BRIEF – The records below must be written out exactly, with every picture left behind.

-- BEGIN --

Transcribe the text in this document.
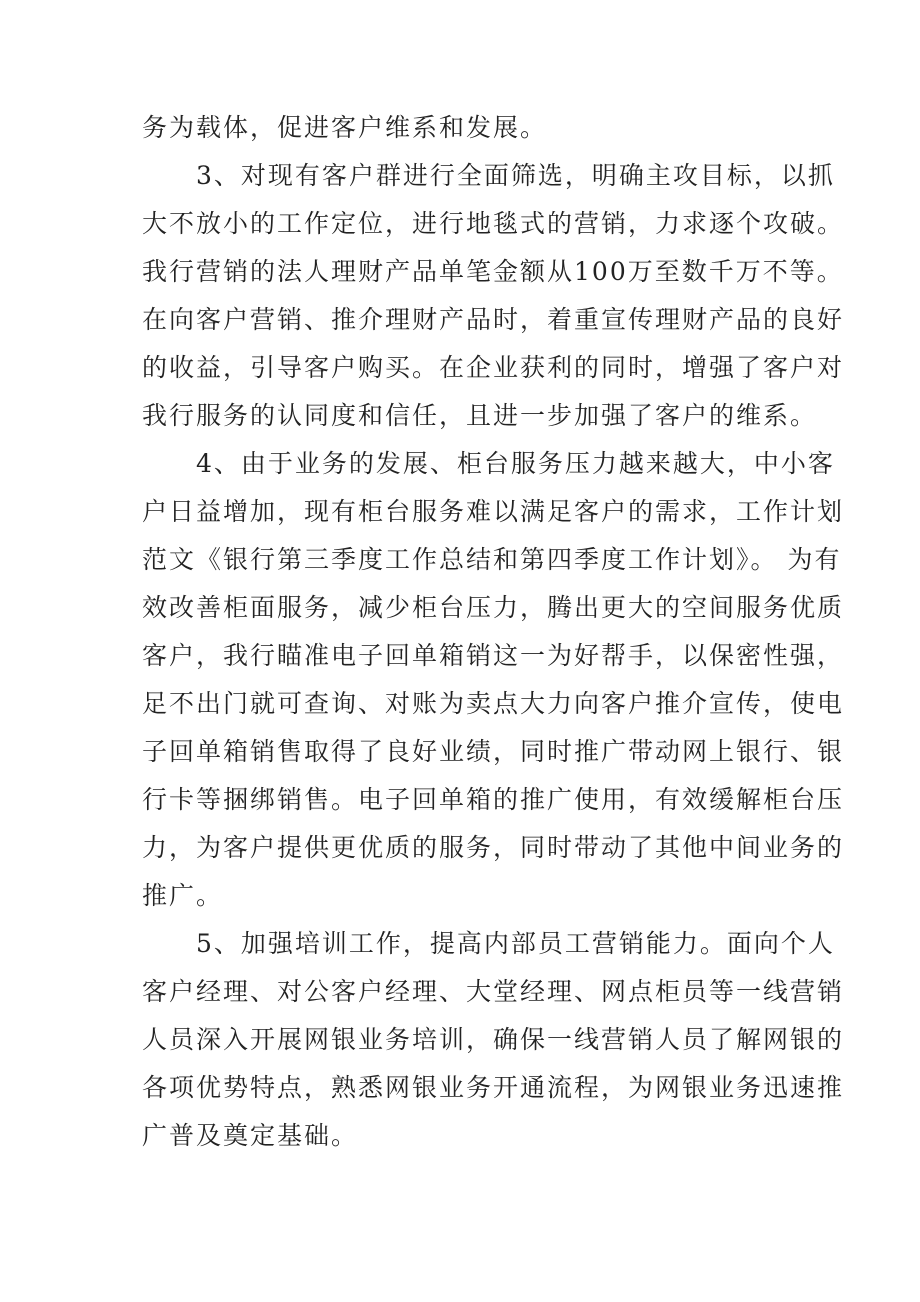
务为载体，促进客户维系和发展。
　　3、对现有客户群进行全面筛选，明确主攻目标，以抓
大不放小的工作定位，进行地毯式的营销，力求逐个攻破。
我行营销的法人理财产品单笔金额从100万至数千万不等。
在向客户营销、推介理财产品时，着重宣传理财产品的良好
的收益，引导客户购买。在企业获利的同时，增强了客户对
我行服务的认同度和信任，且进一步加强了客户的维系。
　　4、由于业务的发展、柜台服务压力越来越大，中小客
户日益增加，现有柜台服务难以满足客户的需求，工作计划
范文《银行第三季度工作总结和第四季度工作计划》。 为有
效改善柜面服务，减少柜台压力，腾出更大的空间服务优质
客户，我行瞄准电子回单箱销这一为好帮手，以保密性强，
足不出门就可查询、对账为卖点大力向客户推介宣传，使电
子回单箱销售取得了良好业绩，同时推广带动网上银行、银
行卡等捆绑销售。电子回单箱的推广使用，有效缓解柜台压
力，为客户提供更优质的服务，同时带动了其他中间业务的
推广。
　　5、加强培训工作，提高内部员工营销能力。面向个人
客户经理、对公客户经理、大堂经理、网点柜员等一线营销
人员深入开展网银业务培训，确保一线营销人员了解网银的
各项优势特点，熟悉网银业务开通流程，为网银业务迅速推
广普及奠定基础。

-- END --

RESULT FOR THIS EXERCISE –
Transcribe the text in this document.
务为载体，促进客户维系和发展。
　　3、对现有客户群进行全面筛选，明确主攻目标，以抓
大不放小的工作定位，进行地毯式的营销，力求逐个攻破。
我行营销的法人理财产品单笔金额从100万至数千万不等。
在向客户营销、推介理财产品时，着重宣传理财产品的良好
的收益，引导客户购买。在企业获利的同时，增强了客户对
我行服务的认同度和信任，且进一步加强了客户的维系。
　　4、由于业务的发展、柜台服务压力越来越大，中小客
户日益增加，现有柜台服务难以满足客户的需求，工作计划
范文《银行第三季度工作总结和第四季度工作计划》。 为有
效改善柜面服务，减少柜台压力，腾出更大的空间服务优质
客户，我行瞄准电子回单箱销这一为好帮手，以保密性强，
足不出门就可查询、对账为卖点大力向客户推介宣传，使电
子回单箱销售取得了良好业绩，同时推广带动网上银行、银
行卡等捆绑销售。电子回单箱的推广使用，有效缓解柜台压
力，为客户提供更优质的服务，同时带动了其他中间业务的
推广。
　　5、加强培训工作，提高内部员工营销能力。面向个人
客户经理、对公客户经理、大堂经理、网点柜员等一线营销
人员深入开展网银业务培训，确保一线营销人员了解网银的
各项优势特点，熟悉网银业务开通流程，为网银业务迅速推
广普及奠定基础。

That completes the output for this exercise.